Source document:
-=-=-=-=-
If all goes as planned, Bataille says a committee will be assembled beginning July 1.

"If we're skating next summer, we'll be real happy," says Beauchene, though he believes no one ought to be as happy as the Knoxville Police Department.

"I suspect KPD will be one of the biggest fans of the skatepark," he says. "They'll no longer have to answer so many calls about kids skateboarding in the Kroger parking lot ." And just maybe, he can keep that laminated card tucked snugly in his pocket.

We've regretted not seeing him around much lately, eating breakfast at Long's Drugstore, as if he were just some regular Joe, and it grieves us to hear that we won't ever see him again. He gave this city an intelligent dignity that we'll find harder to come by without him.

A tall, slender, well-dressed man with white hair and black-framed glasses, he seemed to add the air of legitimacy to whatever endeavor he chose to honor with his presence. Chief among them, the University of Tennessee, and the city of Knoxville.

Jack Reese, who died earlier this week at age 76, was that rarest of individuals, the poet-administrator. He was even more than that: he was a modern Renaissance Man, involved in developing high-technology opportunities for students, and even heading a solid-waste task force—"the only job," he quipped, "for which my previous training qualifies me."

He seemed like an aristocrat, and was better than most of them. But he was born a mechanic's son in Hendersonville, N.C. Because he couldn't afford anywhere else, he attended Berea College, the Kentucky school that allows its students to work their way through college. He had a notion of being a newspaperman, but developed an interest in English literature.

He later admitted that he visited Knoxville during that period, which was also Knoxville's mid-century Ugliest City in America period. "I'd say it was the last damned place on Earth I wanted to be," he thought at the time. He got a masters and then a Ph.D. in English from the University of Kentucky, and in 1961 was talked into joining his colleague Herman Spivey at the university down in Knoxville. He apparently liked it better than he was afraid he would.

He was first an English teacher, and just that. He developed a reputation as a rare authority on one 17th-century playwright, translator of Homer, and poet, named George Chapman. The reserved teacher seemed on track to enjoy a professor's ivory-tower obscurity, but fate had other plans.
-=-=-=-=-
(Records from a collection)
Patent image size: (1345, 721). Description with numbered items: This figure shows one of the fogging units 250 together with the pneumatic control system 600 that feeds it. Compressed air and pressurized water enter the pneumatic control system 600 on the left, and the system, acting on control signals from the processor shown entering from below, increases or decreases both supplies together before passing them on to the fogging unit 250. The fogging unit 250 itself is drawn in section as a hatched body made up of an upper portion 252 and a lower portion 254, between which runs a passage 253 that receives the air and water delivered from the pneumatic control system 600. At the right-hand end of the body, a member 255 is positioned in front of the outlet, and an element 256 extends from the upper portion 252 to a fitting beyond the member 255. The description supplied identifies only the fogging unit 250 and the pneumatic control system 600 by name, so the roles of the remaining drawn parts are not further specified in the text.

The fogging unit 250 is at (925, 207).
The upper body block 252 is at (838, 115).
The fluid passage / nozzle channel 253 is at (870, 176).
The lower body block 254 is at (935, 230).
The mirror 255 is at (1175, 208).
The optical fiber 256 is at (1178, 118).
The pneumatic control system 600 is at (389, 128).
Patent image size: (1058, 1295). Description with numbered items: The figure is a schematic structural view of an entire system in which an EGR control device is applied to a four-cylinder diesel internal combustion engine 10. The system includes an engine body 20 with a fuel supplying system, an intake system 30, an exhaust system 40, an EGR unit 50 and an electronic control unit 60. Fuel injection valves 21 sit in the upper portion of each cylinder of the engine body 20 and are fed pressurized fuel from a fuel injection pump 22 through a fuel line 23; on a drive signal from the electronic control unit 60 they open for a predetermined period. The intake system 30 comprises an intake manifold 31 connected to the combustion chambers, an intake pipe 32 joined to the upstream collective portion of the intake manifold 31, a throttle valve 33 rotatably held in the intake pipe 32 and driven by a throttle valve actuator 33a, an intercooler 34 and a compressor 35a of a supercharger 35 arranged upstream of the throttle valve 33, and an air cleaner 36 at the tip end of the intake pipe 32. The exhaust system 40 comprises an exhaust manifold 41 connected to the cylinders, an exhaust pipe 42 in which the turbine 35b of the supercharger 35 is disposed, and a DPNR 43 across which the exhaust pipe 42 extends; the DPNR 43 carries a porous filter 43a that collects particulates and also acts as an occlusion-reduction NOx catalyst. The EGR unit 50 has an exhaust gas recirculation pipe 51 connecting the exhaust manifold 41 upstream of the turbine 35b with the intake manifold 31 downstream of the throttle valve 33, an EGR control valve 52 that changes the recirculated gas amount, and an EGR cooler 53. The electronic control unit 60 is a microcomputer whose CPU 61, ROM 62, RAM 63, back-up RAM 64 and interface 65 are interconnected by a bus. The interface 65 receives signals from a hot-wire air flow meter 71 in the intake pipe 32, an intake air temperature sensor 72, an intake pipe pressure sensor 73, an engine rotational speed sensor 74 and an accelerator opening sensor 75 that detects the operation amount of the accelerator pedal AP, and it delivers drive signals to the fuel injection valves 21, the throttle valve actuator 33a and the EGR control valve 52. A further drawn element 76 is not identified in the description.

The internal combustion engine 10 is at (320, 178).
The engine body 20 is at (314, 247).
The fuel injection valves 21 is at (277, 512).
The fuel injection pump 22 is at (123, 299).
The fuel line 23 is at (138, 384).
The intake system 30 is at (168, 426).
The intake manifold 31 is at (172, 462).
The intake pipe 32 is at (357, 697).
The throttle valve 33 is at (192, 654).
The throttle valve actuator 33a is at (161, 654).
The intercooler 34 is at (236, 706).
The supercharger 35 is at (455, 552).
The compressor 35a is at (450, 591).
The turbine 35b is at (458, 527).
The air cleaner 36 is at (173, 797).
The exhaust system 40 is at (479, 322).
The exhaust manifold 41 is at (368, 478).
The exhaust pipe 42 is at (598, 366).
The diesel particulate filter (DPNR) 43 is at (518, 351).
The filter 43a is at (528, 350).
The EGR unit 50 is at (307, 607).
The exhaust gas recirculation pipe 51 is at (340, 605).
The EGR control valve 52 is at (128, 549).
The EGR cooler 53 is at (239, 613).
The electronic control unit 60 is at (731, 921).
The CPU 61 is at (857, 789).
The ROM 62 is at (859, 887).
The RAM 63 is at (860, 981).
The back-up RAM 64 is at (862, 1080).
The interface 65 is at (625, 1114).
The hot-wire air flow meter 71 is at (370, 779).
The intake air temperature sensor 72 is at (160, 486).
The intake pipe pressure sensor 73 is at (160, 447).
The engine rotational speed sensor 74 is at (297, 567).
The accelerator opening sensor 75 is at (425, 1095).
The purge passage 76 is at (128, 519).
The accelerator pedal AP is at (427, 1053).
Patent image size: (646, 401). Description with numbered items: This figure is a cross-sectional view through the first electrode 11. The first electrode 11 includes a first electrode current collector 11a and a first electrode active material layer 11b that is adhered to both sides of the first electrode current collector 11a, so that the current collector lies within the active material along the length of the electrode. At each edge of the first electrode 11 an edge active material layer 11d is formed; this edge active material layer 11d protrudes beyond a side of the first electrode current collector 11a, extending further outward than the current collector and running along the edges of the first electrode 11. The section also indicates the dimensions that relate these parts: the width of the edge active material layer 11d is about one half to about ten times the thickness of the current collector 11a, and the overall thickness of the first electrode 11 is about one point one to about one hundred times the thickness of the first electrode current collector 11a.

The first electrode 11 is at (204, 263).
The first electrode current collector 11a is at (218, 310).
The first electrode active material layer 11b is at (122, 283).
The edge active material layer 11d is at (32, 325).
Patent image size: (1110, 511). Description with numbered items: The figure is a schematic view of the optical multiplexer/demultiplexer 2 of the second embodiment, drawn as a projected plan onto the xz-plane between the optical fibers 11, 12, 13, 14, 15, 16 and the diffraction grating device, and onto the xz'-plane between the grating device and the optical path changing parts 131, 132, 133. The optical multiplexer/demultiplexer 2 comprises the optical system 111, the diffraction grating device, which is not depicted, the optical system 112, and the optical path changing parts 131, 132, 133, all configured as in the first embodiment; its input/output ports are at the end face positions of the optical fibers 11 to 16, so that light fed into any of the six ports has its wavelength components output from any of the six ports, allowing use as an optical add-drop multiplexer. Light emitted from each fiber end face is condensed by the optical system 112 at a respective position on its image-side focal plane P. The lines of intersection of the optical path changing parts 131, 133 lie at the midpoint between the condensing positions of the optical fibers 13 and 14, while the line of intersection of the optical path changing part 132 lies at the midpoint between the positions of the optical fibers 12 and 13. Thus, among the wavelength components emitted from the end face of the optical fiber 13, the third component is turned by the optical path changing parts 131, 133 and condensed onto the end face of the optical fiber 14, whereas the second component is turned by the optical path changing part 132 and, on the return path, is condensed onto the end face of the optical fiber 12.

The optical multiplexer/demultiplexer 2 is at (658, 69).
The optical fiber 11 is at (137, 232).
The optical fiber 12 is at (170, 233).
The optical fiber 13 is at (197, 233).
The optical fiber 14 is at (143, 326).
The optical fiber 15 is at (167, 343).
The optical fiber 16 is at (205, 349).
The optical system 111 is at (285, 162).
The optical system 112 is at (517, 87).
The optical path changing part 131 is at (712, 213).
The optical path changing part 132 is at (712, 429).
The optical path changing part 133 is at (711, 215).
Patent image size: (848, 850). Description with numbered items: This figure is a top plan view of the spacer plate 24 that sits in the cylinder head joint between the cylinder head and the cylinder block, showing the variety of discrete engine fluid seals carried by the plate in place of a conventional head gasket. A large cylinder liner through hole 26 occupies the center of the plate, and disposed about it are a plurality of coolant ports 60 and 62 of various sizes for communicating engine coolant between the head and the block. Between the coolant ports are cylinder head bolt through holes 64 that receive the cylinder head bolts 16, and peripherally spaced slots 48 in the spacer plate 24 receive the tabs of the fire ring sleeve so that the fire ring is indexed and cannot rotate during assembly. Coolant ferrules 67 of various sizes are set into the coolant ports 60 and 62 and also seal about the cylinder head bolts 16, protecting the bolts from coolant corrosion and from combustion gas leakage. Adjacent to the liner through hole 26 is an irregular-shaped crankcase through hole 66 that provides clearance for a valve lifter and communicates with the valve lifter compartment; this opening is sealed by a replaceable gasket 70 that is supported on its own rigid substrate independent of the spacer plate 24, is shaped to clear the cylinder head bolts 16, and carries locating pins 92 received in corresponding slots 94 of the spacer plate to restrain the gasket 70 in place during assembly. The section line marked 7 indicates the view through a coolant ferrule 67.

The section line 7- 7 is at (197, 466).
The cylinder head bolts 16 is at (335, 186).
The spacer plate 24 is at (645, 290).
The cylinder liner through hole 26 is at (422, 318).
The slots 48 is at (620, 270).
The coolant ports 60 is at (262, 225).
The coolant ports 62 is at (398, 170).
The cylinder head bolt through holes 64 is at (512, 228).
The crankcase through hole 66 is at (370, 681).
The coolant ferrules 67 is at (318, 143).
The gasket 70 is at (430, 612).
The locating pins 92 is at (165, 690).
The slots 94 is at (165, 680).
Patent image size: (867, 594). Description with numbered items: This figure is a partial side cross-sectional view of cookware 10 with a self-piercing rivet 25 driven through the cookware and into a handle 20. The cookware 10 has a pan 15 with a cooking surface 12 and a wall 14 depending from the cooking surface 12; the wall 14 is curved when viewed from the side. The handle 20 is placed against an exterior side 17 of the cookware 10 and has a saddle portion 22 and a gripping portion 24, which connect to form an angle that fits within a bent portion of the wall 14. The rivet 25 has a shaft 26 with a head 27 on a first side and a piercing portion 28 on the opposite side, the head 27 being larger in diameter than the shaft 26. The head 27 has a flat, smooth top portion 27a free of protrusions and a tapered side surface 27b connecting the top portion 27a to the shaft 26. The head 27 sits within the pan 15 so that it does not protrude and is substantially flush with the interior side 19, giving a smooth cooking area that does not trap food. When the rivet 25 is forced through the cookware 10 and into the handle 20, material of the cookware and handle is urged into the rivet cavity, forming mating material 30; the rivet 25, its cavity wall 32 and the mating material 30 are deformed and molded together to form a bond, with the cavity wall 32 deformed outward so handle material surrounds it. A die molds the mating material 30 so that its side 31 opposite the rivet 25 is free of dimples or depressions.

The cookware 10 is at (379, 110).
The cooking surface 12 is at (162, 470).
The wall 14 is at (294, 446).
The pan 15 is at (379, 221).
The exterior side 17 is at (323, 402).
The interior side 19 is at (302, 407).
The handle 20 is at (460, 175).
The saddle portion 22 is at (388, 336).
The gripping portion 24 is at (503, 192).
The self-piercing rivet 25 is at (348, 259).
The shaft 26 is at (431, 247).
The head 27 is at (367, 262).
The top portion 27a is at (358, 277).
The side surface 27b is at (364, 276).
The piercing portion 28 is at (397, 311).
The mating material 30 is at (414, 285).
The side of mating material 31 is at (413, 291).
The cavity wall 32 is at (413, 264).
-=-=-=-=-
What the task requires: Print the whole Knoxville text above again, word for word, with nothing changed.

Task solution:
If all goes as planned, Bataille says a committee will be assembled beginning July 1.

"If we're skating next summer, we'll be real happy," says Beauchene, though he believes no one ought to be as happy as the Knoxville Police Department.

"I suspect KPD will be one of the biggest fans of the skatepark," he says. "They'll no longer have to answer so many calls about kids skateboarding in the Kroger parking lot ." And just maybe, he can keep that laminated card tucked snugly in his pocket.

We've regretted not seeing him around much lately, eating breakfast at Long's Drugstore, as if he were just some regular Joe, and it grieves us to hear that we won't ever see him again. He gave this city an intelligent dignity that we'll find harder to come by without him.

A tall, slender, well-dressed man with white hair and black-framed glasses, he seemed to add the air of legitimacy to whatever endeavor he chose to honor with his presence. Chief among them, the University of Tennessee, and the city of Knoxville.

Jack Reese, who died earlier this week at age 76, was that rarest of individuals, the poet-administrator. He was even more than that: he was a modern Renaissance Man, involved in developing high-technology opportunities for students, and even heading a solid-waste task force—"the only job," he quipped, "for which my previous training qualifies me."

He seemed like an aristocrat, and was better than most of them. But he was born a mechanic's son in Hendersonville, N.C. Because he couldn't afford anywhere else, he attended Berea College, the Kentucky school that allows its students to work their way through college. He had a notion of being a newspaperman, but developed an interest in English literature.

He later admitted that he visited Knoxville during that period, which was also Knoxville's mid-century Ugliest City in America period. "I'd say it was the last damned place on Earth I wanted to be," he thought at the time. He got a masters and then a Ph.D. in English from the University of Kentucky, and in 1961 was talked into joining his colleague Herman Spivey at the university down in Knoxville. He apparently liked it better than he was afraid he would.

He was first an English teacher, and just that. He developed a reputation as a rare authority on one 17th-century playwright, translator of Homer, and poet, named George Chapman. The reserved teacher seemed on track to enjoy a professor's ivory-tower obscurity, but fate had other plans.